**Task goal:**
Look below. Copy each line that has "Truck" in it.

**Data for this task:**
#####

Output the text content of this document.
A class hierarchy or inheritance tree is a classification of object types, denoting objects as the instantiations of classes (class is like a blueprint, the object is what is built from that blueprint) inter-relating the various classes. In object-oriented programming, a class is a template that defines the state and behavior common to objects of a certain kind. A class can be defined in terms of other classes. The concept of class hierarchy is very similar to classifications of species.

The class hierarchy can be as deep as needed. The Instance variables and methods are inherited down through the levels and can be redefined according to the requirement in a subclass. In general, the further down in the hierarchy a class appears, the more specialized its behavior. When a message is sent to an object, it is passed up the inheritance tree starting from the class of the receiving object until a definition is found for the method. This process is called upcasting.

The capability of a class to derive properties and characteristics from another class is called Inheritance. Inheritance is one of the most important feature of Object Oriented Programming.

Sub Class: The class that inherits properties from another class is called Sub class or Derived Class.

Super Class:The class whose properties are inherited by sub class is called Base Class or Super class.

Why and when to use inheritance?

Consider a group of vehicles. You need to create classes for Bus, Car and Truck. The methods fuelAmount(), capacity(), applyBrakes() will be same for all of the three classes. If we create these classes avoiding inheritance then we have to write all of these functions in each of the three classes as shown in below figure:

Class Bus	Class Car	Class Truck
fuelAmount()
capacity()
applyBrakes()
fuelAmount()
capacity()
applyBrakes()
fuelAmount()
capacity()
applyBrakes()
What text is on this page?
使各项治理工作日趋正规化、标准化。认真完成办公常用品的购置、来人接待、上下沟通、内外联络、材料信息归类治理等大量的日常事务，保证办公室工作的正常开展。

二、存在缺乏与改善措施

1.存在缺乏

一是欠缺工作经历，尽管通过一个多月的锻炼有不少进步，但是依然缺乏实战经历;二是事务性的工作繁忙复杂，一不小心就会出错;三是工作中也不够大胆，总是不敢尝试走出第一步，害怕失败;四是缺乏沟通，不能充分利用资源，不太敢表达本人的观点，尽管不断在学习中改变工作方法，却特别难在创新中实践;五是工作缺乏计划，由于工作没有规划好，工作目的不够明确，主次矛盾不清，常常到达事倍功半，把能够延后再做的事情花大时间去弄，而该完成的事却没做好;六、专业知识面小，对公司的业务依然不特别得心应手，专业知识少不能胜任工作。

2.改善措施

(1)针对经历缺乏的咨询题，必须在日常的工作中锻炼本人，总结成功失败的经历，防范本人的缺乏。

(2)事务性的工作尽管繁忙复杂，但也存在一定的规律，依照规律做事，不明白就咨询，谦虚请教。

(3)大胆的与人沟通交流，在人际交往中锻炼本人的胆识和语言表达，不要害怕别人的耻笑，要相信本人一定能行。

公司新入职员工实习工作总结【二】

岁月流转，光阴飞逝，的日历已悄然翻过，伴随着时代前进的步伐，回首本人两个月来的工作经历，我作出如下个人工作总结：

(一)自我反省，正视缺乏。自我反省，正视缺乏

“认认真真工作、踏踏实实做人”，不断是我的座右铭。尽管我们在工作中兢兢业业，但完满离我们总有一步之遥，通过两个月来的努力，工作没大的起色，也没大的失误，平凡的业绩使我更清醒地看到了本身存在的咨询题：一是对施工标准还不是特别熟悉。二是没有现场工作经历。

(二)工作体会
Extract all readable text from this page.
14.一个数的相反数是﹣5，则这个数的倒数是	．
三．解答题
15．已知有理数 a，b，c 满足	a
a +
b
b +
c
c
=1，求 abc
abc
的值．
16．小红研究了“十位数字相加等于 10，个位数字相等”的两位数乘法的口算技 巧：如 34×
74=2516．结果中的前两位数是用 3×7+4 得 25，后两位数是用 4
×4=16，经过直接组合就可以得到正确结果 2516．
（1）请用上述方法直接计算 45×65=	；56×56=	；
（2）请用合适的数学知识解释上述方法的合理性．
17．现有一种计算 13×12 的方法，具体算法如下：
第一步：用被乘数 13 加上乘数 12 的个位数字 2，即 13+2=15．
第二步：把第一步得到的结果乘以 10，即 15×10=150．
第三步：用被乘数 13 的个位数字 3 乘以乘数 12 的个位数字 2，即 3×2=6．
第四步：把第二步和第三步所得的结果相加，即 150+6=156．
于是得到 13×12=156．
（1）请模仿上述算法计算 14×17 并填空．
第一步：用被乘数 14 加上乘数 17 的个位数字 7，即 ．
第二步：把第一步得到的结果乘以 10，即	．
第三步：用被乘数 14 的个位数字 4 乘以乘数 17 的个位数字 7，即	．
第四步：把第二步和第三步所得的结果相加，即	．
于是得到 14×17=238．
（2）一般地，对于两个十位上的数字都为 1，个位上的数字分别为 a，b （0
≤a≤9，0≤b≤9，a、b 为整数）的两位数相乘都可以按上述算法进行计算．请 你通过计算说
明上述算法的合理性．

#####

**Full output:**
Consider a group of vehicles. You need to create classes for Bus, Car and Truck. The methods fuelAmount(), capacity(), applyBrakes() will be same for all of the three classes. If we create these classes avoiding inheritance then we have to write all of these functions in each of the three classes as shown in below figure:
Class Bus	Class Car	Class Truck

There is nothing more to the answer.